Tell me how many lines hold "UNITS", please, using only the number.
---*---
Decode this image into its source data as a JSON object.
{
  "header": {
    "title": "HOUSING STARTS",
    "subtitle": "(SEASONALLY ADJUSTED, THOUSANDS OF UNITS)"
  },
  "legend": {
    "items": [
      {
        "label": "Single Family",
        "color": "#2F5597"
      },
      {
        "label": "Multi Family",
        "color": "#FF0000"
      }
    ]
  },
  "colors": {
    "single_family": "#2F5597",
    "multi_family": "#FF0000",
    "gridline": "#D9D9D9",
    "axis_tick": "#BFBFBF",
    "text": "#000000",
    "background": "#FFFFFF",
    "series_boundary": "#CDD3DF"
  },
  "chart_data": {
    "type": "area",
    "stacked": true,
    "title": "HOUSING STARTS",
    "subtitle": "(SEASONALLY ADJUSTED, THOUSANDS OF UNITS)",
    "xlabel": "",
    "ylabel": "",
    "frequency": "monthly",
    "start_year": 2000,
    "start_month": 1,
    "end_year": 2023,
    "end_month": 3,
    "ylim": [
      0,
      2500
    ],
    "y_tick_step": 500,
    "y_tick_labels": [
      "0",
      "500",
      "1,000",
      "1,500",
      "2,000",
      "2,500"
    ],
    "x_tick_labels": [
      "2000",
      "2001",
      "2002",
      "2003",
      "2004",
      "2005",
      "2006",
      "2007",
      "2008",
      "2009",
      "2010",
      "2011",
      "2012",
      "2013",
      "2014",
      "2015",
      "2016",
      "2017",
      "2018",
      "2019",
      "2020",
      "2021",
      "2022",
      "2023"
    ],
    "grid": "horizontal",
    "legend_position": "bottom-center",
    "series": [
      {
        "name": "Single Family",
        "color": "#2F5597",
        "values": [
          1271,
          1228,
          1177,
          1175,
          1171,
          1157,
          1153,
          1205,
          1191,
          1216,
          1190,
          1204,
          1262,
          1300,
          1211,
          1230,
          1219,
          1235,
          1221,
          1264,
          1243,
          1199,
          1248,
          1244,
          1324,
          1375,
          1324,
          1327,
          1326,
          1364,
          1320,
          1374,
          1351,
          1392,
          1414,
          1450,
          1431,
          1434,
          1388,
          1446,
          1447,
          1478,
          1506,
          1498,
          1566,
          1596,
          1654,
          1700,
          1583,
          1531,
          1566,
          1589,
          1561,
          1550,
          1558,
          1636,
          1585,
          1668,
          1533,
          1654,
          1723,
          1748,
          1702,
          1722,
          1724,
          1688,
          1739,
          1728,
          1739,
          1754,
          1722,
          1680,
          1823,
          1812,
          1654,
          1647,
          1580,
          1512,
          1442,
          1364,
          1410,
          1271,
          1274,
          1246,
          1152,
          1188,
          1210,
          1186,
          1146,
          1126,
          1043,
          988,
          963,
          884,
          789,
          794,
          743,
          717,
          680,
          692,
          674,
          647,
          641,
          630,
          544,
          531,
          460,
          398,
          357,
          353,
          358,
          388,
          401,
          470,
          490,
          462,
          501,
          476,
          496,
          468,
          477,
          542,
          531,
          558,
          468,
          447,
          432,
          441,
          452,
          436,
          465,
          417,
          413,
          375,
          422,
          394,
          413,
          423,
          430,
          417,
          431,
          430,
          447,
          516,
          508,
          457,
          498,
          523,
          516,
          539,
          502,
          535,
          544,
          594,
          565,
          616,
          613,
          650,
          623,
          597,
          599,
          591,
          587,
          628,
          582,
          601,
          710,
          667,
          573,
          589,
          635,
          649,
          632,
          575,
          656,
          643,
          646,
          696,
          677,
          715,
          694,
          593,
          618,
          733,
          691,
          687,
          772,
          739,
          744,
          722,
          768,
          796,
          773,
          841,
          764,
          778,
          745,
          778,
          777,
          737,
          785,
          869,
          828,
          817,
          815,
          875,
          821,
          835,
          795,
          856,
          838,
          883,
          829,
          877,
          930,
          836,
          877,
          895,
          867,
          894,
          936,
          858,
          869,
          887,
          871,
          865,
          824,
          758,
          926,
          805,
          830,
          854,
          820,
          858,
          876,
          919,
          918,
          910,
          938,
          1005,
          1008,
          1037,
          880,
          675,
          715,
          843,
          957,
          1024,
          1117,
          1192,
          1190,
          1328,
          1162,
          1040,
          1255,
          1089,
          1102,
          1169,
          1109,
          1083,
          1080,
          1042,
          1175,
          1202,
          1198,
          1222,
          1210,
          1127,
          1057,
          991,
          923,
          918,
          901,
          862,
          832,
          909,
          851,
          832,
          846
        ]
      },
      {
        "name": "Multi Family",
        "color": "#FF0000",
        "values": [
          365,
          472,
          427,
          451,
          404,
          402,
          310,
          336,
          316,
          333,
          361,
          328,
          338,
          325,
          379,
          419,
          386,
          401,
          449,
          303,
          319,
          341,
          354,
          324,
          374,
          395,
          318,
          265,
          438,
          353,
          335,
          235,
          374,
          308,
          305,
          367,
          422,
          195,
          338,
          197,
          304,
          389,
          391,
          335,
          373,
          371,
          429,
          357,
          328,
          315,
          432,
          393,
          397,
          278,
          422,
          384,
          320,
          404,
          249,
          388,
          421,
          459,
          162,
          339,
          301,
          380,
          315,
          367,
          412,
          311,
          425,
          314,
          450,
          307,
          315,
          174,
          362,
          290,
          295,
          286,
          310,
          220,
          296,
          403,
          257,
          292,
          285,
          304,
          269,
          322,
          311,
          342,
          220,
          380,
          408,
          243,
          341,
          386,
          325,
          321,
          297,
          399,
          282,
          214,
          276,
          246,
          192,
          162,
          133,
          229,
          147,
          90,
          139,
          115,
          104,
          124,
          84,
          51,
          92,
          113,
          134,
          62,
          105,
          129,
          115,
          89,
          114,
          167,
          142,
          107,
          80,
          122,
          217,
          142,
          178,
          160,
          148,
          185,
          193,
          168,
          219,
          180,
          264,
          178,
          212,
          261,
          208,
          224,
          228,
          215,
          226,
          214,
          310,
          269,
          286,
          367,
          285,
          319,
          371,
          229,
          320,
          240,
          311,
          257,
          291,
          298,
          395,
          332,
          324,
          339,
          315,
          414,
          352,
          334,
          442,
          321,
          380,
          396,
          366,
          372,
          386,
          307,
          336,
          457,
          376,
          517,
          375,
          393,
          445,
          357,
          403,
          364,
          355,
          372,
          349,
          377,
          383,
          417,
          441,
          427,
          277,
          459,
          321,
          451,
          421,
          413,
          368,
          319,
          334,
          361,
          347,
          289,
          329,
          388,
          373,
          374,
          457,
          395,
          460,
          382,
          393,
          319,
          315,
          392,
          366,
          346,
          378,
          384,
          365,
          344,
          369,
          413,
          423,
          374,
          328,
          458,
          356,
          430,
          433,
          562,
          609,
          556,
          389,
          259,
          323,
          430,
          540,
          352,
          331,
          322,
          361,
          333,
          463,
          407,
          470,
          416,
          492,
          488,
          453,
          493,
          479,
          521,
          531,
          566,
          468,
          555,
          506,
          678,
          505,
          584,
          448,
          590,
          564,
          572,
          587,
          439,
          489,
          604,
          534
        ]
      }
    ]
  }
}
---*---
**ANSWER TO THE TASK**.
2